Identify every line in the records below that contains the word "First", and reproduce each one.

start Data shown

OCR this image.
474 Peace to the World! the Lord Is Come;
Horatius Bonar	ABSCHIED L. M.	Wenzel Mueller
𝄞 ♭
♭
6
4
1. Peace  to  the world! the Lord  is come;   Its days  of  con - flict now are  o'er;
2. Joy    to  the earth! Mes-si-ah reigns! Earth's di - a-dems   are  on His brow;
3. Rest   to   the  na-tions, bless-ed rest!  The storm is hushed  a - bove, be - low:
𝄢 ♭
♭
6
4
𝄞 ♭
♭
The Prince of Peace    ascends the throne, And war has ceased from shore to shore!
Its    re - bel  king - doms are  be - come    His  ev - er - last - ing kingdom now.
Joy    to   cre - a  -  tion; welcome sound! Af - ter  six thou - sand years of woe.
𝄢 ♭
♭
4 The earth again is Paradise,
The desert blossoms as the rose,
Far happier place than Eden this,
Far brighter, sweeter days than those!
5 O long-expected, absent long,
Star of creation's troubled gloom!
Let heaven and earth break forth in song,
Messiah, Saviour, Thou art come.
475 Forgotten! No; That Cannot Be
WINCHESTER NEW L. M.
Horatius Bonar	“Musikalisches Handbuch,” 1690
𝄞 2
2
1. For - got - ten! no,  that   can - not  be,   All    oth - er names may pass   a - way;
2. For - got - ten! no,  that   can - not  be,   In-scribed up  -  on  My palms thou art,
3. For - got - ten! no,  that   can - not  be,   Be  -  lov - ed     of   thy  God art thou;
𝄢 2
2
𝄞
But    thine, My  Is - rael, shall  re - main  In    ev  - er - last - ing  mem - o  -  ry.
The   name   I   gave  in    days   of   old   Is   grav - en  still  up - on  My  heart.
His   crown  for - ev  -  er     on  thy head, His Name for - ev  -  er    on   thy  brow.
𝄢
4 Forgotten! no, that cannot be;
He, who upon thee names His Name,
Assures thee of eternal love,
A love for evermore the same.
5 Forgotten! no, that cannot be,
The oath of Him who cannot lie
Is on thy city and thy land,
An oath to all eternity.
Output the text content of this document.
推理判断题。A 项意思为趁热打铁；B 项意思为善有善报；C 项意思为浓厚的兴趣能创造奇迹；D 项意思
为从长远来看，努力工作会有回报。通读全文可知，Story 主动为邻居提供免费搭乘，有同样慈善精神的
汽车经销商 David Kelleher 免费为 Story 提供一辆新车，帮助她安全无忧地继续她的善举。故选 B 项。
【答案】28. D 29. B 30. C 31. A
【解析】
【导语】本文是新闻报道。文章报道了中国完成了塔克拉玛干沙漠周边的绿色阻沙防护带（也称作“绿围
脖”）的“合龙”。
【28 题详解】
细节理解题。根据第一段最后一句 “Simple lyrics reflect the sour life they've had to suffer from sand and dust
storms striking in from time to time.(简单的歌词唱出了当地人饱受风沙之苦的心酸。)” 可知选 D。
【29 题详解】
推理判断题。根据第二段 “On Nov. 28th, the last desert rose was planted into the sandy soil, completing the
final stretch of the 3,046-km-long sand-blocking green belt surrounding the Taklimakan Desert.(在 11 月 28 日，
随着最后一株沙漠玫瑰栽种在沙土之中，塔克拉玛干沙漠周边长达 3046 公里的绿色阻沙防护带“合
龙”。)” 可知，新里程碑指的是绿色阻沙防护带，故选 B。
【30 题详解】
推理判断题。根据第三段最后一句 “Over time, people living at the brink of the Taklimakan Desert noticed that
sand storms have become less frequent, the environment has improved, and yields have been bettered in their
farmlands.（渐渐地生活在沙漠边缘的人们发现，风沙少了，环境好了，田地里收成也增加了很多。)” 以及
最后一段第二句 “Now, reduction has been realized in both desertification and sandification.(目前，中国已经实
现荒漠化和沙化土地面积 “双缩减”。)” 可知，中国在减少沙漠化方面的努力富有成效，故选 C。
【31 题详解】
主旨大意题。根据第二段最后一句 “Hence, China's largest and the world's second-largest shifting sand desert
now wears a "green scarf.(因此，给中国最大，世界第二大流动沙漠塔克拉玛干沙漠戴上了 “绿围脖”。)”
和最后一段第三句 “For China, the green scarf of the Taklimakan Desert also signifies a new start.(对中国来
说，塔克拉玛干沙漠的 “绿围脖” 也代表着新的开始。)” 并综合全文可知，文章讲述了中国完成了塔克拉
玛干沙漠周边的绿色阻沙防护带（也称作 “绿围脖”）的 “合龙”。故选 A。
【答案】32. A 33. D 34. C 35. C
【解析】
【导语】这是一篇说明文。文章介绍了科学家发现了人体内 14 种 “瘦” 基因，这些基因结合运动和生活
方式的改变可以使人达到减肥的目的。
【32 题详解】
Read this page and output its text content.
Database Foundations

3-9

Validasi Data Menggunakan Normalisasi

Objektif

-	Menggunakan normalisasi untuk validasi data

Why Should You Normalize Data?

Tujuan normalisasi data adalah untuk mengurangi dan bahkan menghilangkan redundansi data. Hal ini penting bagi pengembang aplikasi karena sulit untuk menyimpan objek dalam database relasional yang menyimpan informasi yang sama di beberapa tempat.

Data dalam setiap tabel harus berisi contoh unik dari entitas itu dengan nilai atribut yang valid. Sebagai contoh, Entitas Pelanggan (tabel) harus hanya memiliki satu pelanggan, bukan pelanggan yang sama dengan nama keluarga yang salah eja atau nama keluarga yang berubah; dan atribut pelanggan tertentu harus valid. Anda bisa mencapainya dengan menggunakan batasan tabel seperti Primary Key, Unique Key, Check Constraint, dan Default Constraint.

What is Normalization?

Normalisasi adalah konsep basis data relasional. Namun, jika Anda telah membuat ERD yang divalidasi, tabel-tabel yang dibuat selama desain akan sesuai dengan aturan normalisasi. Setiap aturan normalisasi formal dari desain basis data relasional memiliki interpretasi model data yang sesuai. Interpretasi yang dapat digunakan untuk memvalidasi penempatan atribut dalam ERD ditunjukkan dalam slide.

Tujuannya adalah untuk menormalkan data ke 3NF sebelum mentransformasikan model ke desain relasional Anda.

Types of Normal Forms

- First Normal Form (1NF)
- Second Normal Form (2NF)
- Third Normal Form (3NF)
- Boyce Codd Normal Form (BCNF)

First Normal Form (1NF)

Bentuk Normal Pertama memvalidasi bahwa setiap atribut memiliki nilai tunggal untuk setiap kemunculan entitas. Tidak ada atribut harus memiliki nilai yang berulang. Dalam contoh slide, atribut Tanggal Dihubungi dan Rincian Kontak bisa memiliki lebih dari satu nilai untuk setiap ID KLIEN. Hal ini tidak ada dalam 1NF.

end Data shown

* [Exercise solution]:
- First Normal Form (1NF)
First Normal Form (1NF)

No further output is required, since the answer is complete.